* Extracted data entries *
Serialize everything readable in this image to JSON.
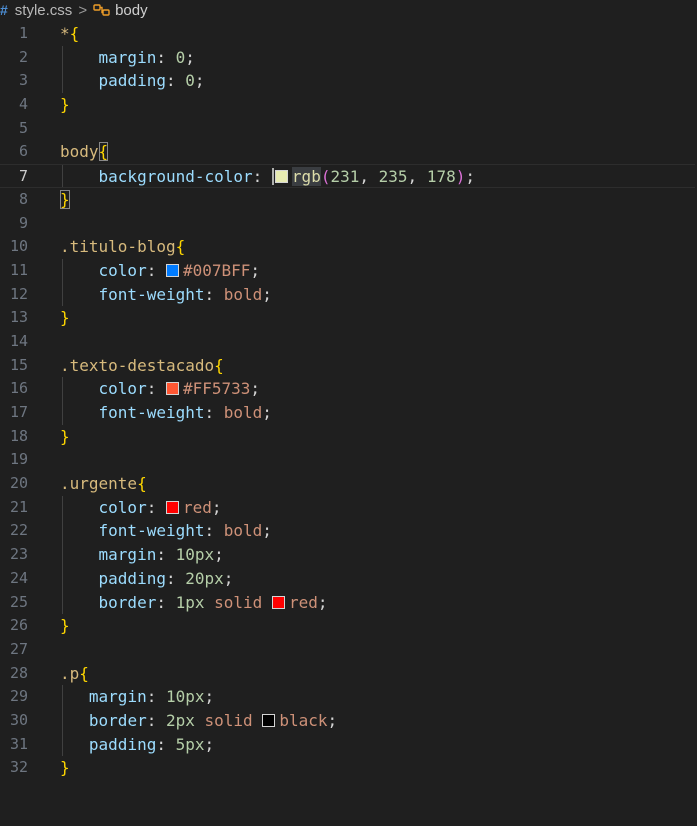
{
  "breadcrumb": {
    "file_icon_glyph": "#",
    "file": "style.css",
    "separator_glyph": ">",
    "symbol": "body"
  },
  "colors": {
    "bg": "#1f1f1f",
    "selector": "#d7ba7d",
    "property": "#9cdcfe",
    "number": "#b5cea8",
    "value": "#ce9178",
    "brace": "#ffd700",
    "function": "#dcdcaa",
    "paren": "#da70d6"
  },
  "editor": {
    "active_line": 7,
    "lines": [
      {
        "n": "1",
        "tokens": [
          [
            "sel",
            "*"
          ],
          [
            "brace",
            "{"
          ]
        ]
      },
      {
        "n": "2",
        "tokens": [
          [
            "indent",
            "    "
          ],
          [
            "prop",
            "margin"
          ],
          [
            "punct",
            ": "
          ],
          [
            "num",
            "0"
          ],
          [
            "punct",
            ";"
          ]
        ]
      },
      {
        "n": "3",
        "tokens": [
          [
            "indent",
            "    "
          ],
          [
            "prop",
            "padding"
          ],
          [
            "punct",
            ": "
          ],
          [
            "num",
            "0"
          ],
          [
            "punct",
            ";"
          ]
        ]
      },
      {
        "n": "4",
        "tokens": [
          [
            "brace",
            "}"
          ]
        ]
      },
      {
        "n": "5",
        "tokens": []
      },
      {
        "n": "6",
        "tokens": [
          [
            "sel",
            "body"
          ],
          [
            "brace-hl",
            "{"
          ]
        ]
      },
      {
        "n": "7",
        "tokens": [
          [
            "indent",
            "    "
          ],
          [
            "prop",
            "background-color"
          ],
          [
            "punct",
            ": "
          ],
          [
            "cursor",
            ""
          ],
          [
            "swatch",
            "#e7ebb2"
          ],
          [
            "fn-hl",
            "rgb"
          ],
          [
            "paren",
            "("
          ],
          [
            "num",
            "231"
          ],
          [
            "punct",
            ", "
          ],
          [
            "num",
            "235"
          ],
          [
            "punct",
            ", "
          ],
          [
            "num",
            "178"
          ],
          [
            "paren",
            ")"
          ],
          [
            "punct",
            ";"
          ]
        ]
      },
      {
        "n": "8",
        "tokens": [
          [
            "brace-hl",
            "}"
          ]
        ]
      },
      {
        "n": "9",
        "tokens": []
      },
      {
        "n": "10",
        "tokens": [
          [
            "sel",
            ".titulo-blog"
          ],
          [
            "brace",
            "{"
          ]
        ]
      },
      {
        "n": "11",
        "tokens": [
          [
            "indent",
            "    "
          ],
          [
            "prop",
            "color"
          ],
          [
            "punct",
            ": "
          ],
          [
            "swatch",
            "#007BFF"
          ],
          [
            "val",
            "#007BFF"
          ],
          [
            "punct",
            ";"
          ]
        ]
      },
      {
        "n": "12",
        "tokens": [
          [
            "indent",
            "    "
          ],
          [
            "prop",
            "font-weight"
          ],
          [
            "punct",
            ": "
          ],
          [
            "val",
            "bold"
          ],
          [
            "punct",
            ";"
          ]
        ]
      },
      {
        "n": "13",
        "tokens": [
          [
            "brace",
            "}"
          ]
        ]
      },
      {
        "n": "14",
        "tokens": []
      },
      {
        "n": "15",
        "tokens": [
          [
            "sel",
            ".texto-destacado"
          ],
          [
            "brace",
            "{"
          ]
        ]
      },
      {
        "n": "16",
        "tokens": [
          [
            "indent",
            "    "
          ],
          [
            "prop",
            "color"
          ],
          [
            "punct",
            ": "
          ],
          [
            "swatch",
            "#FF5733"
          ],
          [
            "val",
            "#FF5733"
          ],
          [
            "punct",
            ";"
          ]
        ]
      },
      {
        "n": "17",
        "tokens": [
          [
            "indent",
            "    "
          ],
          [
            "prop",
            "font-weight"
          ],
          [
            "punct",
            ": "
          ],
          [
            "val",
            "bold"
          ],
          [
            "punct",
            ";"
          ]
        ]
      },
      {
        "n": "18",
        "tokens": [
          [
            "brace",
            "}"
          ]
        ]
      },
      {
        "n": "19",
        "tokens": []
      },
      {
        "n": "20",
        "tokens": [
          [
            "sel",
            ".urgente"
          ],
          [
            "brace",
            "{"
          ]
        ]
      },
      {
        "n": "21",
        "tokens": [
          [
            "indent",
            "    "
          ],
          [
            "prop",
            "color"
          ],
          [
            "punct",
            ": "
          ],
          [
            "swatch",
            "#ff0000"
          ],
          [
            "val",
            "red"
          ],
          [
            "punct",
            ";"
          ]
        ]
      },
      {
        "n": "22",
        "tokens": [
          [
            "indent",
            "    "
          ],
          [
            "prop",
            "font-weight"
          ],
          [
            "punct",
            ": "
          ],
          [
            "val",
            "bold"
          ],
          [
            "punct",
            ";"
          ]
        ]
      },
      {
        "n": "23",
        "tokens": [
          [
            "indent",
            "    "
          ],
          [
            "prop",
            "margin"
          ],
          [
            "punct",
            ": "
          ],
          [
            "num",
            "10px"
          ],
          [
            "punct",
            ";"
          ]
        ]
      },
      {
        "n": "24",
        "tokens": [
          [
            "indent",
            "    "
          ],
          [
            "prop",
            "padding"
          ],
          [
            "punct",
            ": "
          ],
          [
            "num",
            "20px"
          ],
          [
            "punct",
            ";"
          ]
        ]
      },
      {
        "n": "25",
        "tokens": [
          [
            "indent",
            "    "
          ],
          [
            "prop",
            "border"
          ],
          [
            "punct",
            ": "
          ],
          [
            "num",
            "1px"
          ],
          [
            "val",
            " solid "
          ],
          [
            "swatch",
            "#ff0000"
          ],
          [
            "val",
            "red"
          ],
          [
            "punct",
            ";"
          ]
        ]
      },
      {
        "n": "26",
        "tokens": [
          [
            "brace",
            "}"
          ]
        ]
      },
      {
        "n": "27",
        "tokens": []
      },
      {
        "n": "28",
        "tokens": [
          [
            "sel",
            ".p"
          ],
          [
            "brace",
            "{"
          ]
        ]
      },
      {
        "n": "29",
        "tokens": [
          [
            "indent",
            "   "
          ],
          [
            "prop",
            "margin"
          ],
          [
            "punct",
            ": "
          ],
          [
            "num",
            "10px"
          ],
          [
            "punct",
            ";"
          ]
        ]
      },
      {
        "n": "30",
        "tokens": [
          [
            "indent",
            "   "
          ],
          [
            "prop",
            "border"
          ],
          [
            "punct",
            ": "
          ],
          [
            "num",
            "2px"
          ],
          [
            "val",
            " solid "
          ],
          [
            "swatch",
            "#000000"
          ],
          [
            "val",
            "black"
          ],
          [
            "punct",
            ";"
          ]
        ]
      },
      {
        "n": "31",
        "tokens": [
          [
            "indent",
            "   "
          ],
          [
            "prop",
            "padding"
          ],
          [
            "punct",
            ": "
          ],
          [
            "num",
            "5px"
          ],
          [
            "punct",
            ";"
          ]
        ]
      },
      {
        "n": "32",
        "tokens": [
          [
            "brace",
            "}"
          ]
        ]
      }
    ]
  }
}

* Direction *
Write out each line again precisely as it appears, skipping every picture.

* Full output *
Serialize everything readable in this image to JSON.
{
  "breadcrumb": {
    "file_icon_glyph": "#",
    "file": "style.css",
    "separator_glyph": ">",
    "symbol": "body"
  },
  "colors": {
    "bg": "#1f1f1f",
    "selector": "#d7ba7d",
    "property": "#9cdcfe",
    "number": "#b5cea8",
    "value": "#ce9178",
    "brace": "#ffd700",
    "function": "#dcdcaa",
    "paren": "#da70d6"
  },
  "editor": {
    "active_line": 7,
    "lines": [
      {
        "n": "1",
        "tokens": [
          [
            "sel",
            "*"
          ],
          [
            "brace",
            "{"
          ]
        ]
      },
      {
        "n": "2",
        "tokens": [
          [
            "indent",
            "    "
          ],
          [
            "prop",
            "margin"
          ],
          [
            "punct",
            ": "
          ],
          [
            "num",
            "0"
          ],
          [
            "punct",
            ";"
          ]
        ]
      },
      {
        "n": "3",
        "tokens": [
          [
            "indent",
            "    "
          ],
          [
            "prop",
            "padding"
          ],
          [
            "punct",
            ": "
          ],
          [
            "num",
            "0"
          ],
          [
            "punct",
            ";"
          ]
        ]
      },
      {
        "n": "4",
        "tokens": [
          [
            "brace",
            "}"
          ]
        ]
      },
      {
        "n": "5",
        "tokens": []
      },
      {
        "n": "6",
        "tokens": [
          [
            "sel",
            "body"
          ],
          [
            "brace-hl",
            "{"
          ]
        ]
      },
      {
        "n": "7",
        "tokens": [
          [
            "indent",
            "    "
          ],
          [
            "prop",
            "background-color"
          ],
          [
            "punct",
            ": "
          ],
          [
            "cursor",
            ""
          ],
          [
            "swatch",
            "#e7ebb2"
          ],
          [
            "fn-hl",
            "rgb"
          ],
          [
            "paren",
            "("
          ],
          [
            "num",
            "231"
          ],
          [
            "punct",
            ", "
          ],
          [
            "num",
            "235"
          ],
          [
            "punct",
            ", "
          ],
          [
            "num",
            "178"
          ],
          [
            "paren",
            ")"
          ],
          [
            "punct",
            ";"
          ]
        ]
      },
      {
        "n": "8",
        "tokens": [
          [
            "brace-hl",
            "}"
          ]
        ]
      },
      {
        "n": "9",
        "tokens": []
      },
      {
        "n": "10",
        "tokens": [
          [
            "sel",
            ".titulo-blog"
          ],
          [
            "brace",
            "{"
          ]
        ]
      },
      {
        "n": "11",
        "tokens": [
          [
            "indent",
            "    "
          ],
          [
            "prop",
            "color"
          ],
          [
            "punct",
            ": "
          ],
          [
            "swatch",
            "#007BFF"
          ],
          [
            "val",
            "#007BFF"
          ],
          [
            "punct",
            ";"
          ]
        ]
      },
      {
        "n": "12",
        "tokens": [
          [
            "indent",
            "    "
          ],
          [
            "prop",
            "font-weight"
          ],
          [
            "punct",
            ": "
          ],
          [
            "val",
            "bold"
          ],
          [
            "punct",
            ";"
          ]
        ]
      },
      {
        "n": "13",
        "tokens": [
          [
            "brace",
            "}"
          ]
        ]
      },
      {
        "n": "14",
        "tokens": []
      },
      {
        "n": "15",
        "tokens": [
          [
            "sel",
            ".texto-destacado"
          ],
          [
            "brace",
            "{"
          ]
        ]
      },
      {
        "n": "16",
        "tokens": [
          [
            "indent",
            "    "
          ],
          [
            "prop",
            "color"
          ],
          [
            "punct",
            ": "
          ],
          [
            "swatch",
            "#FF5733"
          ],
          [
            "val",
            "#FF5733"
          ],
          [
            "punct",
            ";"
          ]
        ]
      },
      {
        "n": "17",
        "tokens": [
          [
            "indent",
            "    "
          ],
          [
            "prop",
            "font-weight"
          ],
          [
            "punct",
            ": "
          ],
          [
            "val",
            "bold"
          ],
          [
            "punct",
            ";"
          ]
        ]
      },
      {
        "n": "18",
        "tokens": [
          [
            "brace",
            "}"
          ]
        ]
      },
      {
        "n": "19",
        "tokens": []
      },
      {
        "n": "20",
        "tokens": [
          [
            "sel",
            ".urgente"
          ],
          [
            "brace",
            "{"
          ]
        ]
      },
      {
        "n": "21",
        "tokens": [
          [
            "indent",
            "    "
          ],
          [
            "prop",
            "color"
          ],
          [
            "punct",
            ": "
          ],
          [
            "swatch",
            "#ff0000"
          ],
          [
            "val",
            "red"
          ],
          [
            "punct",
            ";"
          ]
        ]
      },
      {
        "n": "22",
        "tokens": [
          [
            "indent",
            "    "
          ],
          [
            "prop",
            "font-weight"
          ],
          [
            "punct",
            ": "
          ],
          [
            "val",
            "bold"
          ],
          [
            "punct",
            ";"
          ]
        ]
      },
      {
        "n": "23",
        "tokens": [
          [
            "indent",
            "    "
          ],
          [
            "prop",
            "margin"
          ],
          [
            "punct",
            ": "
          ],
          [
            "num",
            "10px"
          ],
          [
            "punct",
            ";"
          ]
        ]
      },
      {
        "n": "24",
        "tokens": [
          [
            "indent",
            "    "
          ],
          [
            "prop",
            "padding"
          ],
          [
            "punct",
            ": "
          ],
          [
            "num",
            "20px"
          ],
          [
            "punct",
            ";"
          ]
        ]
      },
      {
        "n": "25",
        "tokens": [
          [
            "indent",
            "    "
          ],
          [
            "prop",
            "border"
          ],
          [
            "punct",
            ": "
          ],
          [
            "num",
            "1px"
          ],
          [
            "val",
            " solid "
          ],
          [
            "swatch",
            "#ff0000"
          ],
          [
            "val",
            "red"
          ],
          [
            "punct",
            ";"
          ]
        ]
      },
      {
        "n": "26",
        "tokens": [
          [
            "brace",
            "}"
          ]
        ]
      },
      {
        "n": "27",
        "tokens": []
      },
      {
        "n": "28",
        "tokens": [
          [
            "sel",
            ".p"
          ],
          [
            "brace",
            "{"
          ]
        ]
      },
      {
        "n": "29",
        "tokens": [
          [
            "indent",
            "   "
          ],
          [
            "prop",
            "margin"
          ],
          [
            "punct",
            ": "
          ],
          [
            "num",
            "10px"
          ],
          [
            "punct",
            ";"
          ]
        ]
      },
      {
        "n": "30",
        "tokens": [
          [
            "indent",
            "   "
          ],
          [
            "prop",
            "border"
          ],
          [
            "punct",
            ": "
          ],
          [
            "num",
            "2px"
          ],
          [
            "val",
            " solid "
          ],
          [
            "swatch",
            "#000000"
          ],
          [
            "val",
            "black"
          ],
          [
            "punct",
            ";"
          ]
        ]
      },
      {
        "n": "31",
        "tokens": [
          [
            "indent",
            "   "
          ],
          [
            "prop",
            "padding"
          ],
          [
            "punct",
            ": "
          ],
          [
            "num",
            "5px"
          ],
          [
            "punct",
            ";"
          ]
        ]
      },
      {
        "n": "32",
        "tokens": [
          [
            "brace",
            "}"
          ]
        ]
      }
    ]
  }
}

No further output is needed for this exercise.